To do: Out of the lines below, please list those that hold the string "programs".

Supplied data:
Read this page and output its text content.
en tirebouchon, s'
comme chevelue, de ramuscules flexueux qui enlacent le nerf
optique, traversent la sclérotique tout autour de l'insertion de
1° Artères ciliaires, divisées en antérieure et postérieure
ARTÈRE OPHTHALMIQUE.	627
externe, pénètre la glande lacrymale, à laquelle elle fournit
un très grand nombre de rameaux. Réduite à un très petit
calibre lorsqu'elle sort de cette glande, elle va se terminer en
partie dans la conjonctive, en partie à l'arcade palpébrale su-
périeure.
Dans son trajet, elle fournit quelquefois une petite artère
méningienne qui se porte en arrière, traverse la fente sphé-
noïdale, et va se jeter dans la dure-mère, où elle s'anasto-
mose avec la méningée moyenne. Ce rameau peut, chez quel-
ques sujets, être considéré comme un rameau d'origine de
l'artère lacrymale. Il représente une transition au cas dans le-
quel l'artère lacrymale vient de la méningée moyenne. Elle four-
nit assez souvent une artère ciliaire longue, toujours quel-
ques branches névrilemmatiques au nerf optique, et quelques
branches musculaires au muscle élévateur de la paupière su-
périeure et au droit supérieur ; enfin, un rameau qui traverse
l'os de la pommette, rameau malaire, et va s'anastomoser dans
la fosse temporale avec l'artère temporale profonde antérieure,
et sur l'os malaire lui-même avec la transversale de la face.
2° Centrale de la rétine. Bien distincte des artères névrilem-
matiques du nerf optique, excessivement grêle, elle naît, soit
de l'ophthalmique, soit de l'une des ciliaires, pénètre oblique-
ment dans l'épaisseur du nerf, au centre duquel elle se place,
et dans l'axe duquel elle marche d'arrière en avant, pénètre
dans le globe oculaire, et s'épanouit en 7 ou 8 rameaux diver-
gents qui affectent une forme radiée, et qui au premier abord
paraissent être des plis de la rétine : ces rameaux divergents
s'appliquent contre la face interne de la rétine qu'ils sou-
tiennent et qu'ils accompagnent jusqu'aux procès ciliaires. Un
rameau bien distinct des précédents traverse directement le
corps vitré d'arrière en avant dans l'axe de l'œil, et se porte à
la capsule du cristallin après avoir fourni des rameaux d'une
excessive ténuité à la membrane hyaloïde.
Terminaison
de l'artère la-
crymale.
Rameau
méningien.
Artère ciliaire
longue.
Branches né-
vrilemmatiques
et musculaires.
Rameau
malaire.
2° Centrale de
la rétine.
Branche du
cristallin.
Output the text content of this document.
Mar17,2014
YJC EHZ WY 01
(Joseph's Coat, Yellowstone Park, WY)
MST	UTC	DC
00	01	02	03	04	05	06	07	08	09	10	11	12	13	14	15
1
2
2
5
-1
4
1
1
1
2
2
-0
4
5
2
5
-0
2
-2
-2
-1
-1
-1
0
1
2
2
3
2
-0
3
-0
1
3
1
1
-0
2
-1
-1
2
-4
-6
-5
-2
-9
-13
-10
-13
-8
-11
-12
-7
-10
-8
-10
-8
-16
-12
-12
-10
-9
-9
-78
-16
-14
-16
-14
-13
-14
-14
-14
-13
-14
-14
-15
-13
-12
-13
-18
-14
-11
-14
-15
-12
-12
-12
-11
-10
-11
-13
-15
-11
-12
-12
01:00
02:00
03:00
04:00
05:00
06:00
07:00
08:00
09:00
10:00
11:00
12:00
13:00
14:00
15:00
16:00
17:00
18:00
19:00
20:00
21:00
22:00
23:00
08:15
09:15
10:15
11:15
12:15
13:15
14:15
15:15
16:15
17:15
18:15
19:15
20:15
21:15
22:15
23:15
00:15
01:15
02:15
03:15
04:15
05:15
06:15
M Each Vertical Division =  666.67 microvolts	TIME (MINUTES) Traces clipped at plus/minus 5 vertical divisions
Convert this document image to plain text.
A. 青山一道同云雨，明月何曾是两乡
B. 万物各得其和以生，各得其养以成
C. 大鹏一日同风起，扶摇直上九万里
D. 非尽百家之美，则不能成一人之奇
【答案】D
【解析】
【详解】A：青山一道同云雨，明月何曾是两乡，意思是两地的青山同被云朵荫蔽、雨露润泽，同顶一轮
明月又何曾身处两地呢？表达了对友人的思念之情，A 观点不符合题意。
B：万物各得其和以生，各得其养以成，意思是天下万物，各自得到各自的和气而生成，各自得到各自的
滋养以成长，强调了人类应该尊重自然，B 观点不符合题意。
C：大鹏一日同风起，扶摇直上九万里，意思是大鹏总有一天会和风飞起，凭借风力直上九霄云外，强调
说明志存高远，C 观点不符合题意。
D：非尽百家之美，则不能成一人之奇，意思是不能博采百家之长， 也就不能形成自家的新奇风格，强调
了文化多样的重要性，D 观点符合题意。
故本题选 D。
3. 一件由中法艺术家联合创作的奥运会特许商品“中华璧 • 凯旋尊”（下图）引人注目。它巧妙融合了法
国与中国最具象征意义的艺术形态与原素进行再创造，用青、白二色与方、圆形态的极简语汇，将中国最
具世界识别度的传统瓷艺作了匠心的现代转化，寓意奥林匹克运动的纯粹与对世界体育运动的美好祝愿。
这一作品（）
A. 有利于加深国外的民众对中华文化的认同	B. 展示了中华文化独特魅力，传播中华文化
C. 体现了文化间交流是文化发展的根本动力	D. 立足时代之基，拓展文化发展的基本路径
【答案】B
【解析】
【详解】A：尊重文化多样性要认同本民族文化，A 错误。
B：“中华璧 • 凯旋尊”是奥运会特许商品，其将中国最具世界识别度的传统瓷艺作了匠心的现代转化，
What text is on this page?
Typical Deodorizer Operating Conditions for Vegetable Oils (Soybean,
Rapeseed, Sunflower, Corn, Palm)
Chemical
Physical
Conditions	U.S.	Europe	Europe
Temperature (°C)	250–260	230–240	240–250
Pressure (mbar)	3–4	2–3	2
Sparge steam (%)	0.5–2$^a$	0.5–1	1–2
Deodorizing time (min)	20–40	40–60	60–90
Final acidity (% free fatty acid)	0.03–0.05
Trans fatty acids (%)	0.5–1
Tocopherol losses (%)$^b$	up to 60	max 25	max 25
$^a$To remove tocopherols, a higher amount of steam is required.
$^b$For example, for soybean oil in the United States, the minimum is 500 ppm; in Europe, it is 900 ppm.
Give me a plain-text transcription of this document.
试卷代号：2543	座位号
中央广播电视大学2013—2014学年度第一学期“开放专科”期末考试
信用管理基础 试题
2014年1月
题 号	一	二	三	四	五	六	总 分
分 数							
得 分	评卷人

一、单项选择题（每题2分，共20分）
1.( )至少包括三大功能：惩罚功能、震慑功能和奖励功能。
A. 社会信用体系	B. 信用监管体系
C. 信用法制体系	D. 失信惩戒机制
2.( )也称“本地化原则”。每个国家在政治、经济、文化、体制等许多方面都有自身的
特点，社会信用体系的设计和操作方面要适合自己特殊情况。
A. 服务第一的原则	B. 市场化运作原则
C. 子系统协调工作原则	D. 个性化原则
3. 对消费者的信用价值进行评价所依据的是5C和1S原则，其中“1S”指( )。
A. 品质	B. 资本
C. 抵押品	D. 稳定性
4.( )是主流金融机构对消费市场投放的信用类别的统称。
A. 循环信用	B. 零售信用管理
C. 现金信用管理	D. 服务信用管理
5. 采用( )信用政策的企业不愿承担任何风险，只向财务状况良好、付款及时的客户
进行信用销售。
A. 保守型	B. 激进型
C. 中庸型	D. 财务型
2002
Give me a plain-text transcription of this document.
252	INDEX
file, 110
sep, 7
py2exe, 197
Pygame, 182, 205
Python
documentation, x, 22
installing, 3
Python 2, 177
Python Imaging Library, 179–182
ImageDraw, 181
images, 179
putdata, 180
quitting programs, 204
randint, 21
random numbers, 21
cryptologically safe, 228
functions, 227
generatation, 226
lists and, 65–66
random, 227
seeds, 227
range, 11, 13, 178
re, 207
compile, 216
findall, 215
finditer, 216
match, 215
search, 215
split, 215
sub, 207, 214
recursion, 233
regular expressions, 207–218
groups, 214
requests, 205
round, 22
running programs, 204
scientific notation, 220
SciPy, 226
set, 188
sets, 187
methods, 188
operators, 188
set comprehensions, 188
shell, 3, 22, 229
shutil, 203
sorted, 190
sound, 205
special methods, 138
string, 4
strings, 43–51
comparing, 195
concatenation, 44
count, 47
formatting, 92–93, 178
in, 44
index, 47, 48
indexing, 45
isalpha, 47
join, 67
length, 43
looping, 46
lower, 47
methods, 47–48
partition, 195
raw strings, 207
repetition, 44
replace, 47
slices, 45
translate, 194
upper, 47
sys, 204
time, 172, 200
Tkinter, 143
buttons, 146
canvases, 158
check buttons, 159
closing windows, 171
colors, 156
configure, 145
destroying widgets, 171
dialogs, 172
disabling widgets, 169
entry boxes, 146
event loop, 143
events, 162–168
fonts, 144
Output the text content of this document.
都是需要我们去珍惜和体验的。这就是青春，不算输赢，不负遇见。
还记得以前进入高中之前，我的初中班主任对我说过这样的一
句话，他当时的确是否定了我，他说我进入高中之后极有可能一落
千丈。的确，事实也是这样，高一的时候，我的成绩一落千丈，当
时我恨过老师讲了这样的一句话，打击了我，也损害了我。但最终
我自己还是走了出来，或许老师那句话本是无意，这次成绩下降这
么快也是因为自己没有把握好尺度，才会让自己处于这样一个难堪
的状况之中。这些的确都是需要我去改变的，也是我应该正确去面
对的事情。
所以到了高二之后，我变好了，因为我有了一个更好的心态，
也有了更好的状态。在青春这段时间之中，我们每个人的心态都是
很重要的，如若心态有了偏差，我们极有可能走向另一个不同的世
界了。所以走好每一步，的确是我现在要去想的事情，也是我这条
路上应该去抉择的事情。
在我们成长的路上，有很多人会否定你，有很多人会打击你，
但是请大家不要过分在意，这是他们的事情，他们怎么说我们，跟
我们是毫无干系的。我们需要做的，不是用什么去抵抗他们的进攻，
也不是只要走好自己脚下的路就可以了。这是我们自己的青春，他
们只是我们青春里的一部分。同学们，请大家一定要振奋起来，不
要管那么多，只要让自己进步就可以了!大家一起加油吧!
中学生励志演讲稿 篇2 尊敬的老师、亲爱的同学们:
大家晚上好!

Result for this exercise:
quitting programs, 204
running programs, 204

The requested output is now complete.